== Your goal ==
Return the number of lines that contain the word "Tout", and return nothing else.

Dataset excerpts
━━━━━━━━

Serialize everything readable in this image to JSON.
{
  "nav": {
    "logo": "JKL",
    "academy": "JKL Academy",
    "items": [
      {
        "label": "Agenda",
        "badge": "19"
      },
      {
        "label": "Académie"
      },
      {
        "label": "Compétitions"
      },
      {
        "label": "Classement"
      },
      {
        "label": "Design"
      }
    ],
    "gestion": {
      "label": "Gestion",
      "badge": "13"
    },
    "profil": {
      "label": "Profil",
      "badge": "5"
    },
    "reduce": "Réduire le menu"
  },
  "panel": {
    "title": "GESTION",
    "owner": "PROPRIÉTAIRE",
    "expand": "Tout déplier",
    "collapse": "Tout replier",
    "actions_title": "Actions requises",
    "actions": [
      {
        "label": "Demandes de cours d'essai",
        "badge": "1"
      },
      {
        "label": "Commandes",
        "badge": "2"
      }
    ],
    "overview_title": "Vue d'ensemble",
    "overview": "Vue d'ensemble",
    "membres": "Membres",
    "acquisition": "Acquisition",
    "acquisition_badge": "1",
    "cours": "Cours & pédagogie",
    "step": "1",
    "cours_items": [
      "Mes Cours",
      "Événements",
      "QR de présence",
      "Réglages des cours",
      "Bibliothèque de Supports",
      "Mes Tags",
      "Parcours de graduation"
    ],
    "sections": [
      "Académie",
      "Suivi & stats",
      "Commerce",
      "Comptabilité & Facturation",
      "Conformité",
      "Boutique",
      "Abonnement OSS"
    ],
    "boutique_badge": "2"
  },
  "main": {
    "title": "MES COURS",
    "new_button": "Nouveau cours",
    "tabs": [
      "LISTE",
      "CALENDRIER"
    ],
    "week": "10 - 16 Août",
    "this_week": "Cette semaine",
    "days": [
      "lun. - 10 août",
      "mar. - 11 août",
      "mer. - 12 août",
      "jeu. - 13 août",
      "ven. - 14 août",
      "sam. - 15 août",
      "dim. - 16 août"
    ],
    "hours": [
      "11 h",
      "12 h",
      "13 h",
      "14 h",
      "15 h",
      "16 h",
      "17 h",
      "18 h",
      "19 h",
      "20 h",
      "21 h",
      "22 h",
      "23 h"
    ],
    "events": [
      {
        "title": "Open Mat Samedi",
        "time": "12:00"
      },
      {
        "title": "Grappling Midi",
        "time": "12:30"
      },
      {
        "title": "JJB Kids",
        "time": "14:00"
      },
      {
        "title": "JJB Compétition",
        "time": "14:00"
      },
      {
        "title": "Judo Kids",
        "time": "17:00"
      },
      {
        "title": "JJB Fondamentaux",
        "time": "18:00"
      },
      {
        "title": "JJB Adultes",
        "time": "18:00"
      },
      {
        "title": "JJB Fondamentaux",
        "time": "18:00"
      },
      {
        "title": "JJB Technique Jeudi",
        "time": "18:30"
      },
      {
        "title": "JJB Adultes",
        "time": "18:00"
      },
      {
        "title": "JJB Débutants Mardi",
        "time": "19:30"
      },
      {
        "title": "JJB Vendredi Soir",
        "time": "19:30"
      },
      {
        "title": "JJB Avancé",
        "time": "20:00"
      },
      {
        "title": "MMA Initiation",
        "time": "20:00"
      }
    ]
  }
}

━━━━━━━━

== Solution ==
2